- [INSTRUCTIONS FOR THE TASK] Look through the material and copy each line holding "type".

- [RECORDS FOR THIS EXERCISE]
+ + + + + + +

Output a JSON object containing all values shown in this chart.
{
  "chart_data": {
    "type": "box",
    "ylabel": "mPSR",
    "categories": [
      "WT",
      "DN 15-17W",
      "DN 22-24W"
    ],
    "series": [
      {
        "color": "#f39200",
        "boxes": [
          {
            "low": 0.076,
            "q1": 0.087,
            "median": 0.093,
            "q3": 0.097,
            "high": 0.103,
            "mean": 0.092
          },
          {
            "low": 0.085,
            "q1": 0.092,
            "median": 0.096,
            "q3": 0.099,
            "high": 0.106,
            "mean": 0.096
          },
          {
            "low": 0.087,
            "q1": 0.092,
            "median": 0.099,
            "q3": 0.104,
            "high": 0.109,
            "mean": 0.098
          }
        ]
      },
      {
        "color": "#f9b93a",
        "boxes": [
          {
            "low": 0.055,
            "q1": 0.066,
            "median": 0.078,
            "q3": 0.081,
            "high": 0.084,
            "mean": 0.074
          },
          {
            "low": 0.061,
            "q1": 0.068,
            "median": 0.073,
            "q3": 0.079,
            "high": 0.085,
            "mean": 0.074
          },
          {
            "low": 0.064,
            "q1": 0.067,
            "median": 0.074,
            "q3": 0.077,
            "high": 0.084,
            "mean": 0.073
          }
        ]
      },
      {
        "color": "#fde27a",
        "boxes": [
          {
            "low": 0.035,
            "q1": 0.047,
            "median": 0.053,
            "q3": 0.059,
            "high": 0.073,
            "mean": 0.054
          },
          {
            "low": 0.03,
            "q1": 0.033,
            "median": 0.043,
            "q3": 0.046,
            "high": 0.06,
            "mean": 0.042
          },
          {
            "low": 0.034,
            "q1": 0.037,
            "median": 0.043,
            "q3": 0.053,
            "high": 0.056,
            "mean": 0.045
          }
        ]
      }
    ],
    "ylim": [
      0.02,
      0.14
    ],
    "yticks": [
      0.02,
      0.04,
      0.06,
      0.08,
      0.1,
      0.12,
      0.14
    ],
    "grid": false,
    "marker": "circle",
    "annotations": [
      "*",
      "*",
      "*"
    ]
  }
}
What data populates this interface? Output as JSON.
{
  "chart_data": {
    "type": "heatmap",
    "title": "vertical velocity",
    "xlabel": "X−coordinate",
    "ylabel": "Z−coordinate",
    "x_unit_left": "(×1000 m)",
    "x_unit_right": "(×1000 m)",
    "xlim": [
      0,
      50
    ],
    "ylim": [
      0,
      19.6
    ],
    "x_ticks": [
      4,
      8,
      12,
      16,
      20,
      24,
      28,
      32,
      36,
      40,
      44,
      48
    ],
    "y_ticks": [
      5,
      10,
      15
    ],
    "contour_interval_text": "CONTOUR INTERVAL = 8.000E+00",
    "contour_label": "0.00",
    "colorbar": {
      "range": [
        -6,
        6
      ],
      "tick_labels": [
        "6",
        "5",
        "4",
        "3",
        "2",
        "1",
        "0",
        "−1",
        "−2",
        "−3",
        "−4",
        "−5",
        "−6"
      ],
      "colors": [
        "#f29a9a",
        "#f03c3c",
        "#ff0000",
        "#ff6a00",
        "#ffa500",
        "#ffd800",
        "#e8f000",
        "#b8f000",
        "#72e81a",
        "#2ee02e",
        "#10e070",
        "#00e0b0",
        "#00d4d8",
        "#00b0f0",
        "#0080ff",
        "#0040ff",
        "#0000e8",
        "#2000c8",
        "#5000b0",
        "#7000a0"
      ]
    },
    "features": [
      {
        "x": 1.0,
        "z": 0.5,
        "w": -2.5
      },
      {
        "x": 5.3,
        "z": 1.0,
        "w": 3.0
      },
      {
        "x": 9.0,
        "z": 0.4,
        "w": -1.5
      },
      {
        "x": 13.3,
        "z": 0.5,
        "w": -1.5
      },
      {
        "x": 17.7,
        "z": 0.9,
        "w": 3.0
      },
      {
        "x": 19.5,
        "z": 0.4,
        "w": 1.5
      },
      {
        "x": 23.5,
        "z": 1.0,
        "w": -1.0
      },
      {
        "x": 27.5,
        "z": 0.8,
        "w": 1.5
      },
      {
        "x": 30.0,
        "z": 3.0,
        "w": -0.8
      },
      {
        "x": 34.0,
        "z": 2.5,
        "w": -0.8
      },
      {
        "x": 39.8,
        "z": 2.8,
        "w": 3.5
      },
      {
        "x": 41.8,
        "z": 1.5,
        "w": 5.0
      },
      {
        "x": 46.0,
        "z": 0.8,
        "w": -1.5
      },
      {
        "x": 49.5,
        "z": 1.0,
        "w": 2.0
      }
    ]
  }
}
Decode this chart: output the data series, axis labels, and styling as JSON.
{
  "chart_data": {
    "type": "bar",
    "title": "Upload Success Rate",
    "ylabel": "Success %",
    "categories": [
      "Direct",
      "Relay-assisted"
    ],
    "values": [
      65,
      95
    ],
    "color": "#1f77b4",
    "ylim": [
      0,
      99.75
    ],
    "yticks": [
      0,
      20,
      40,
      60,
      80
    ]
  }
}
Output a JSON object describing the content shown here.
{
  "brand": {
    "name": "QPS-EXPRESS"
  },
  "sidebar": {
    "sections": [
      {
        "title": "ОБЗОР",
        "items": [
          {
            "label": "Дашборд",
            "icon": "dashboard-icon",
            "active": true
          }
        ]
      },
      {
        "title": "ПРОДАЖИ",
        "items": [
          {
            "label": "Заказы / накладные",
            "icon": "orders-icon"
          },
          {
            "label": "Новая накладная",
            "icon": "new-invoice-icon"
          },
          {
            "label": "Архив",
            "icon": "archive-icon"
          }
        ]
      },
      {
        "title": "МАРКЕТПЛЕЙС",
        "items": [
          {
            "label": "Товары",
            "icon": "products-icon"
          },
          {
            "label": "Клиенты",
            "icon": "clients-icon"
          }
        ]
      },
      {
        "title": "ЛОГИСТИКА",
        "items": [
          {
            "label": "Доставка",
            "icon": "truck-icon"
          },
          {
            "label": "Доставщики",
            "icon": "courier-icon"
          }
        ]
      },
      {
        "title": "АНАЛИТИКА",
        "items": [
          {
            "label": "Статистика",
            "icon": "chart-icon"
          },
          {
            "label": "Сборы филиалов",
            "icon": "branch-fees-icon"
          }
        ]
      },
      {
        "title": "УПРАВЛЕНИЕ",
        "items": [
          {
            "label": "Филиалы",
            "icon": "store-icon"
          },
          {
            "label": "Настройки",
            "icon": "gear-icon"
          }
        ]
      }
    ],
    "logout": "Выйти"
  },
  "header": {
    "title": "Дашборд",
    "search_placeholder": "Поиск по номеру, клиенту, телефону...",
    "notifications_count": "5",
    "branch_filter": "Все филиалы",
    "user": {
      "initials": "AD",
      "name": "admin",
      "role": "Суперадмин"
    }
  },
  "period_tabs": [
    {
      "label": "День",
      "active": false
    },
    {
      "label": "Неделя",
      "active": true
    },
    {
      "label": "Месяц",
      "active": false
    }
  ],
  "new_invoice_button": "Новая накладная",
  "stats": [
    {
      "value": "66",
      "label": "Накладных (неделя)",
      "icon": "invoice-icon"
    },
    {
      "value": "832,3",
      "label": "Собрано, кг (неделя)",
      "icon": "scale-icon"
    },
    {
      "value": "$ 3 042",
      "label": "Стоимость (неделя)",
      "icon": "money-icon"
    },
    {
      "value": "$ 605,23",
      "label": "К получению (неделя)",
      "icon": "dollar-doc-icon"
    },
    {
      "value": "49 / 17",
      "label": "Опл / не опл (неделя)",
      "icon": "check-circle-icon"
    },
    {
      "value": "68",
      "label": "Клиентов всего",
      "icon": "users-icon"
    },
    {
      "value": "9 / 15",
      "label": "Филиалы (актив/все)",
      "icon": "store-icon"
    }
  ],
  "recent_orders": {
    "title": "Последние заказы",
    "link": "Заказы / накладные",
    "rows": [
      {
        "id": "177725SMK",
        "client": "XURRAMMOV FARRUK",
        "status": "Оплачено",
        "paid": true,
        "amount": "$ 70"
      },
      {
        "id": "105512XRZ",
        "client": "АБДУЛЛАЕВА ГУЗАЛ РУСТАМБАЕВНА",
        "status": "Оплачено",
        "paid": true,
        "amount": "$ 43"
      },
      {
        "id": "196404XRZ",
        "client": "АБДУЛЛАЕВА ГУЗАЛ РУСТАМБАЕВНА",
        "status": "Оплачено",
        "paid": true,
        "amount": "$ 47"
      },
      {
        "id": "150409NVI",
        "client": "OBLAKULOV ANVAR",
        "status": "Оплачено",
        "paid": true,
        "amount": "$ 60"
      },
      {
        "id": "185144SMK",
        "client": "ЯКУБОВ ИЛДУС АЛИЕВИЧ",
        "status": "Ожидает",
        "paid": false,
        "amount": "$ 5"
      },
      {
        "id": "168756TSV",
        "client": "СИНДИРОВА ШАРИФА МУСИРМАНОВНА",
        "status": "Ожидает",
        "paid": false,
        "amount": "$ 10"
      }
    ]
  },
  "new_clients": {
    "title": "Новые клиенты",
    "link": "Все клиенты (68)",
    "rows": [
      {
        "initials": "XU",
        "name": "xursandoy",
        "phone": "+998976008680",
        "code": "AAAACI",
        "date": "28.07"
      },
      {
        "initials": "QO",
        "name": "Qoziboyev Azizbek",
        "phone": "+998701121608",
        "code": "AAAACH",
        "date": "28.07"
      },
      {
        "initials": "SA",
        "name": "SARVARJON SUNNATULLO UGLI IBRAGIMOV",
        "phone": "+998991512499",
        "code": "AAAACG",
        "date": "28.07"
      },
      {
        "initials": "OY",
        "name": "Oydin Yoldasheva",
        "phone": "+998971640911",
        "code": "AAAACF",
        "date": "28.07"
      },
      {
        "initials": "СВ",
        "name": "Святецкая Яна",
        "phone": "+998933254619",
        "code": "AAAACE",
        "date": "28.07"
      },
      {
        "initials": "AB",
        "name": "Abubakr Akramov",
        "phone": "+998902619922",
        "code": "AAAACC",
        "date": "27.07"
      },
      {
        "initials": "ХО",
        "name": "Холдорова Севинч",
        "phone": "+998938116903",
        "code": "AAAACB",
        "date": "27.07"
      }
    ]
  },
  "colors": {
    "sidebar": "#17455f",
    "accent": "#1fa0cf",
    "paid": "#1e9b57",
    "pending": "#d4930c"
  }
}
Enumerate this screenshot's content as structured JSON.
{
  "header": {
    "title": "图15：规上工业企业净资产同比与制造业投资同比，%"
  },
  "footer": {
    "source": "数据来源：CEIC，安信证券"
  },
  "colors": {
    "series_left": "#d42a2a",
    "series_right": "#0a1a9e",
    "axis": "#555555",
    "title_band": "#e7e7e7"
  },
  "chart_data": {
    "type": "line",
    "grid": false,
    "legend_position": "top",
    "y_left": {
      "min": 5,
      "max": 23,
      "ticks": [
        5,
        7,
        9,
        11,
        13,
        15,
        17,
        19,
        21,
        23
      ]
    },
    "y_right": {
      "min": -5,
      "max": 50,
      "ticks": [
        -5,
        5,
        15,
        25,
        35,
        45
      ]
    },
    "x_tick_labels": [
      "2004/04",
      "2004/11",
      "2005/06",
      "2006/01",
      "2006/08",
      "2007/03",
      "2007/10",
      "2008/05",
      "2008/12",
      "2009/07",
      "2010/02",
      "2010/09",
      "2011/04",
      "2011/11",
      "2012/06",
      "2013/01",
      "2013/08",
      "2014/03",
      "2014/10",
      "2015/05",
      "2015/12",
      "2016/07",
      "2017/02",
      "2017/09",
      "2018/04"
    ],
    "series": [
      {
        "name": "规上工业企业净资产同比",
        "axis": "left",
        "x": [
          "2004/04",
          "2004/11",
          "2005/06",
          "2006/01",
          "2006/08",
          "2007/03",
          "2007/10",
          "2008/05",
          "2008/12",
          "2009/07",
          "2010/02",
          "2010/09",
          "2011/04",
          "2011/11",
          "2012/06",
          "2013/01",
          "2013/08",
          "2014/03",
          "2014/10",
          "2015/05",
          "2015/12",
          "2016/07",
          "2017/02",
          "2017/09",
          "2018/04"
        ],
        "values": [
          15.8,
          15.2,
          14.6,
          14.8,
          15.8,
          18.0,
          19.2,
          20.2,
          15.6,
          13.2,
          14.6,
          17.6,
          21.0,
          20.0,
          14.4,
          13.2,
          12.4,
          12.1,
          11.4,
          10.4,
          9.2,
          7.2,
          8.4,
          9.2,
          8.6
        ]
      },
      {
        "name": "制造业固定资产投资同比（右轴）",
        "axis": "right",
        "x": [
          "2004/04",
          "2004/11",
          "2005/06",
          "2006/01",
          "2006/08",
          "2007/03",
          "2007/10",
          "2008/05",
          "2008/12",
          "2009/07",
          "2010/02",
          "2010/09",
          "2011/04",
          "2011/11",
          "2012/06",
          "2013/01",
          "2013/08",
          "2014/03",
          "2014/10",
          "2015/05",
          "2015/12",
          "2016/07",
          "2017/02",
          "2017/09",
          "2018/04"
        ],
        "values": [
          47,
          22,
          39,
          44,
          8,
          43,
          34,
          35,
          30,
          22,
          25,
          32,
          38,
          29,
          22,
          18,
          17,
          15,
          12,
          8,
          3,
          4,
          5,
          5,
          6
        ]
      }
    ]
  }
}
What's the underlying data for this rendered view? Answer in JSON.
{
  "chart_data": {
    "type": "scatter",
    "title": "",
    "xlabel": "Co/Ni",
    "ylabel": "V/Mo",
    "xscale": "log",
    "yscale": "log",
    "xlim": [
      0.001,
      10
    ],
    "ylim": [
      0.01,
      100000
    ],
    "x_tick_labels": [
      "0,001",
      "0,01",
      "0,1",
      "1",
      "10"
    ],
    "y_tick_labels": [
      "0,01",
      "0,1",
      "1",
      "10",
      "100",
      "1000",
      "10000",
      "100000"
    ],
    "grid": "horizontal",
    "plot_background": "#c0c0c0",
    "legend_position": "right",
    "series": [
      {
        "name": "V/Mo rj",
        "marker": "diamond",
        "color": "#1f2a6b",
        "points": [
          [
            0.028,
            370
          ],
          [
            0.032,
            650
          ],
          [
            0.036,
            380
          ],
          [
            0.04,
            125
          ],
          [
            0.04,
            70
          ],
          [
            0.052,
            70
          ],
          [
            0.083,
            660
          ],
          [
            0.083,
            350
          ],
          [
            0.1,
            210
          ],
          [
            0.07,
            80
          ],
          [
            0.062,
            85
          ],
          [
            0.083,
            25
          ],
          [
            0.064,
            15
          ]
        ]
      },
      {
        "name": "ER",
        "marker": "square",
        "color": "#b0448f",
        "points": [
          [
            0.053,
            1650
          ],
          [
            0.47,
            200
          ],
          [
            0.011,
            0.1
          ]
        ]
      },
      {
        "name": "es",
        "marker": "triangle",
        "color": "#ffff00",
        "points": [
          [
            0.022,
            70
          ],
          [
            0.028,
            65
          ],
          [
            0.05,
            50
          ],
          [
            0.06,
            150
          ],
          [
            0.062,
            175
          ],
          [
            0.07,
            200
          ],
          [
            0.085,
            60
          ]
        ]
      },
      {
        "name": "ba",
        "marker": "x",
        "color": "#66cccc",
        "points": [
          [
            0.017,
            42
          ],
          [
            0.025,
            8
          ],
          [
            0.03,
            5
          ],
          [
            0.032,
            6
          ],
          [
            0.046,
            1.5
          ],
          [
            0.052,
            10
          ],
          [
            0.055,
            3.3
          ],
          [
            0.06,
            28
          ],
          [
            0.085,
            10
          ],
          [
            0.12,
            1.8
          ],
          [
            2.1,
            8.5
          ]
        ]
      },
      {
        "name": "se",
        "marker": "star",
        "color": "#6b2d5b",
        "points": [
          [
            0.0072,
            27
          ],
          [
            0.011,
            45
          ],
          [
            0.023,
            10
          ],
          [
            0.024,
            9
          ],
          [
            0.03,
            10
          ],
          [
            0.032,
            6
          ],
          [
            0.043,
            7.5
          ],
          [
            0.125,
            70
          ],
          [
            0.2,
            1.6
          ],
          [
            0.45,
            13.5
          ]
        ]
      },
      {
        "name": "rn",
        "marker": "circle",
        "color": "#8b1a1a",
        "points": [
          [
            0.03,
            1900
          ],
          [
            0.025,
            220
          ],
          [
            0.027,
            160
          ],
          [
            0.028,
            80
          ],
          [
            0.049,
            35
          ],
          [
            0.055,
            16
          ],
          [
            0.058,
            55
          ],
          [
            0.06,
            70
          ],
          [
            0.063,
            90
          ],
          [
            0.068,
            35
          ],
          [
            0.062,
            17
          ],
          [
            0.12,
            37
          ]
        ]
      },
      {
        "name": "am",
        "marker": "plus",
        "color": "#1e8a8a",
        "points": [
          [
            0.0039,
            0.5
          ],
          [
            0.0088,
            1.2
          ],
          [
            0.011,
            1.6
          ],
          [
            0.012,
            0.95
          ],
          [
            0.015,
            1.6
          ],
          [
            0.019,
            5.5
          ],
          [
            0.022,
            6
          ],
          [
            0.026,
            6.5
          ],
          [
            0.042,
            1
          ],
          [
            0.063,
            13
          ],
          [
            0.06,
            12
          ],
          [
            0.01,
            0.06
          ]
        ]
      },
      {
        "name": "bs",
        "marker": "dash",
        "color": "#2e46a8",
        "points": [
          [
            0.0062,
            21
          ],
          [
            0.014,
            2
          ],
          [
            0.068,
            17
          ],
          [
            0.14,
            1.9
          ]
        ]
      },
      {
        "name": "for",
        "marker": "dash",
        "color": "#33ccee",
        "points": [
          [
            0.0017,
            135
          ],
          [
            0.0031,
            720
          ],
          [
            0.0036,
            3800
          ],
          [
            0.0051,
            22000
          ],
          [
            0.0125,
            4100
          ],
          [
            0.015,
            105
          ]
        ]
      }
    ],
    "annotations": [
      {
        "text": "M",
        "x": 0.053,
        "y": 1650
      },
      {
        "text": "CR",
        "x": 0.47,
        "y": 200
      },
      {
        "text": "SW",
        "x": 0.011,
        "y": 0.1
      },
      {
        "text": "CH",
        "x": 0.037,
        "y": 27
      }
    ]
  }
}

+ + + + + + +

- [ANSWER TO THIS TASK]
    "type": "box",
    "type": "heatmap",
    "type": "bar",
    "type": "line",
    "type": "scatter",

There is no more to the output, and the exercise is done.